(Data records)

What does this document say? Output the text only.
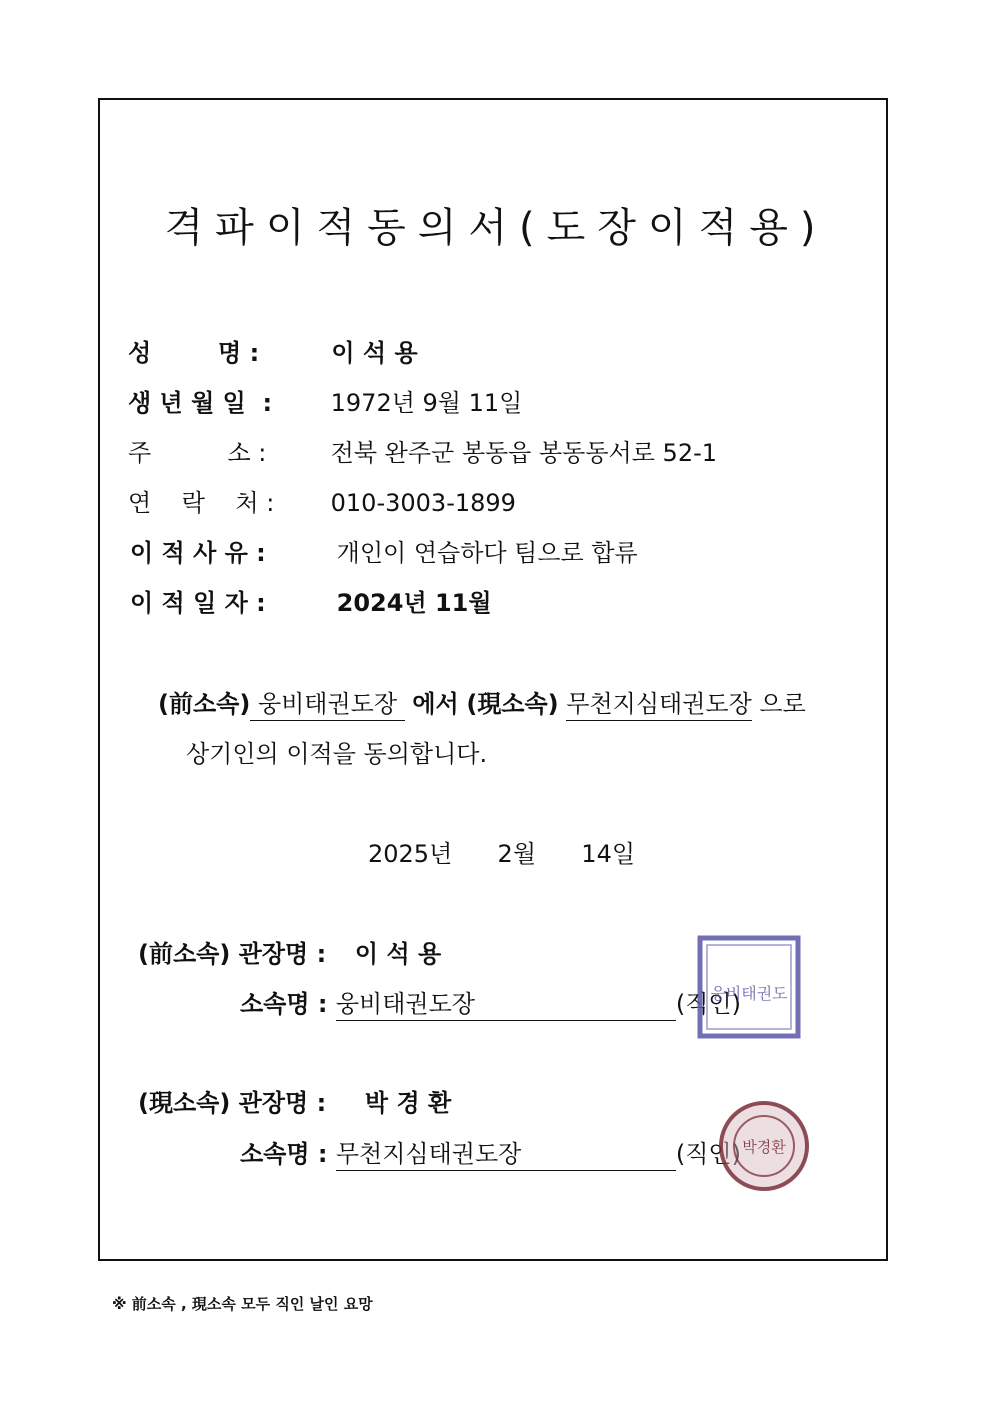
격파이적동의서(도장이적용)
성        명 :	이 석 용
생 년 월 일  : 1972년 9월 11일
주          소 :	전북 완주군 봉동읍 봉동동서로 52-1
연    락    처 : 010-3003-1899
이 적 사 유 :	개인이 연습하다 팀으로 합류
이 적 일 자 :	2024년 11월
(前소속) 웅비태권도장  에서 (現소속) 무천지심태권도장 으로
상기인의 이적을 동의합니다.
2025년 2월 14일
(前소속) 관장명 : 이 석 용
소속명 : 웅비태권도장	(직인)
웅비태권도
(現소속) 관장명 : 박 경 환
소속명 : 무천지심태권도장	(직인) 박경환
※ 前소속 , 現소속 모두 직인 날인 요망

---

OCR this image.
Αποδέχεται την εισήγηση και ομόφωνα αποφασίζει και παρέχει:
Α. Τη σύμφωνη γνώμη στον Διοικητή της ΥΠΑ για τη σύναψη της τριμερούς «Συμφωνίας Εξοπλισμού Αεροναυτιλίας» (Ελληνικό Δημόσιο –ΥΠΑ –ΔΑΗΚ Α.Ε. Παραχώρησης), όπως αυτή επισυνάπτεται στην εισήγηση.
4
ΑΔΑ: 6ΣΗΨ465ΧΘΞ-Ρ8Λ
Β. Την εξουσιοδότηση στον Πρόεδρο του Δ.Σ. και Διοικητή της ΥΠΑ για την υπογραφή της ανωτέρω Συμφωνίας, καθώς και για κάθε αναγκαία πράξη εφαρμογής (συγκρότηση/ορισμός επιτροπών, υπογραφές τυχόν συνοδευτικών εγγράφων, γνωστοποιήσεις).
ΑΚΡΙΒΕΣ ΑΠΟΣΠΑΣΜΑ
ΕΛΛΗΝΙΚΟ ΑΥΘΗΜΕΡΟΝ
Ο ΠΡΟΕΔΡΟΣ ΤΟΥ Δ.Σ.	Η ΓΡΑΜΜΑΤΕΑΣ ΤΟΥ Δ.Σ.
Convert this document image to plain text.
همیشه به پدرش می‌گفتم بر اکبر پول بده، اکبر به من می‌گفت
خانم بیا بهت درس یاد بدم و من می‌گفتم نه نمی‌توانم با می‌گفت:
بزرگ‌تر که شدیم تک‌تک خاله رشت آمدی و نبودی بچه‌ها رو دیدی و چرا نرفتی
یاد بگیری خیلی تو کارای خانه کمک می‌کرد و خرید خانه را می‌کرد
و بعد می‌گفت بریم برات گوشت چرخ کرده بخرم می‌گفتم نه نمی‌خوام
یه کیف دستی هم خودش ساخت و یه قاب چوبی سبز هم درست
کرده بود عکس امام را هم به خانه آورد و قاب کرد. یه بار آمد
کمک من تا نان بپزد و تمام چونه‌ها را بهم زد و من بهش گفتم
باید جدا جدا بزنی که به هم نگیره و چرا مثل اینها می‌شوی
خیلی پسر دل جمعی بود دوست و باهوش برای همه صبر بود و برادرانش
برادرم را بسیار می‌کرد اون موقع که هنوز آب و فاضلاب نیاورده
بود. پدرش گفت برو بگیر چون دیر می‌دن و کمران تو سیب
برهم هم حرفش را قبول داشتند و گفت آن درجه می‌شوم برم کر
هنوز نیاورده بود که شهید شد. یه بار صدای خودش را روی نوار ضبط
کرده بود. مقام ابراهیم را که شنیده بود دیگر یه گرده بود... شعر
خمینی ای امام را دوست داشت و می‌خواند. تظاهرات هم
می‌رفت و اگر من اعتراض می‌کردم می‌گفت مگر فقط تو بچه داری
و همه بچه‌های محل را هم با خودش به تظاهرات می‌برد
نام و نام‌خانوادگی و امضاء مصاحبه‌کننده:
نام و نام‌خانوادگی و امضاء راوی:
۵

* * *

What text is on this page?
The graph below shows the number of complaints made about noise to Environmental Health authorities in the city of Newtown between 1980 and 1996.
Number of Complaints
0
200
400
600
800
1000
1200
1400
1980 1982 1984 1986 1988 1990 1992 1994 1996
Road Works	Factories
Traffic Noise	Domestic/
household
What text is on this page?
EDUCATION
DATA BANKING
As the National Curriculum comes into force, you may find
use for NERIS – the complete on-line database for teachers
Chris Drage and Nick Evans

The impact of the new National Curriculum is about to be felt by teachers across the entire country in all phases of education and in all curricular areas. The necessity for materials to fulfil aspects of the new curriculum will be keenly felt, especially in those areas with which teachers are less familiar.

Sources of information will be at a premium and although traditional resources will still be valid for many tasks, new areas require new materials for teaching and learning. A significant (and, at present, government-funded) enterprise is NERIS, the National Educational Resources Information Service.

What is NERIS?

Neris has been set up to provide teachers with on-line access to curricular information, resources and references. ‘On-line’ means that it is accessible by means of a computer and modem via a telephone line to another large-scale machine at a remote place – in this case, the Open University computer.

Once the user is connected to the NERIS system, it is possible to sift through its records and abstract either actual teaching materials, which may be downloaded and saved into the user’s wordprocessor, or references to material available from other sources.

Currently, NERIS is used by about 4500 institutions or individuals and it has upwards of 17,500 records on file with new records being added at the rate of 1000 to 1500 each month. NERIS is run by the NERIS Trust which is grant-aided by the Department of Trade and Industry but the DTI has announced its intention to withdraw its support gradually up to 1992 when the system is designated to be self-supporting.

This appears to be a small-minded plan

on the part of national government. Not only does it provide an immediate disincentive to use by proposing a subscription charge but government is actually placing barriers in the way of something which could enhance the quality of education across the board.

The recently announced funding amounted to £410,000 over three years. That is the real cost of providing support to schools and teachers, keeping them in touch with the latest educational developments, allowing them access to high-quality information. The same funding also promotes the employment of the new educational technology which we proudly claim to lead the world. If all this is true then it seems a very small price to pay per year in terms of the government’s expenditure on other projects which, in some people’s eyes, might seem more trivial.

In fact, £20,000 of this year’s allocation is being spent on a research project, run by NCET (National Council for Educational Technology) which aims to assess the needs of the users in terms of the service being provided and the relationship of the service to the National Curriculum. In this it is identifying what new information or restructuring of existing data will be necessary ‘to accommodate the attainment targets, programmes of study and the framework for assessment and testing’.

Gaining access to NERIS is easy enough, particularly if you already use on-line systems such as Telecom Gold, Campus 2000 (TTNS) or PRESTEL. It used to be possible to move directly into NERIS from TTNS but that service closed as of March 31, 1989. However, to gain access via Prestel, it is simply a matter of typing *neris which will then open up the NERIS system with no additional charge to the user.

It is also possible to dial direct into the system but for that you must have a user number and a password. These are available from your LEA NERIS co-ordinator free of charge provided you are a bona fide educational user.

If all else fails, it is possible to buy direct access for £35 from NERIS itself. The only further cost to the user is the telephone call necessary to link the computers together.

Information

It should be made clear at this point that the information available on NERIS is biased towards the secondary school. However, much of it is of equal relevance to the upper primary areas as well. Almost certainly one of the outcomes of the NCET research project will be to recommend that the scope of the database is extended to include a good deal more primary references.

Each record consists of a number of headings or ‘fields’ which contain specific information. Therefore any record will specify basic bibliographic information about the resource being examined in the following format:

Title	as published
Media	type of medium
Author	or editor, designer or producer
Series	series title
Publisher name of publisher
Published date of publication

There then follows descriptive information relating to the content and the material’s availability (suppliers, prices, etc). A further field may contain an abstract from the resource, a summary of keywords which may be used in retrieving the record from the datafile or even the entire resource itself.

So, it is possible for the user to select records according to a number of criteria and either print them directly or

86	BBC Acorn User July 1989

§ TASK TO CARRY OUT
In the records above, find the lines containing "کرده" and copy them.

§ COMPLETE ANSWER
و بعد می‌گفت بریم برات گوشت چرخ کرده بخرم می‌گفتم نه نمی‌خوام
کرده بود عکس امام را هم به خانه آورد و قاب کرد. یه بار آمد
کرده بود. مقام ابراهیم را که شنیده بود دیگر یه گرده بود... شعر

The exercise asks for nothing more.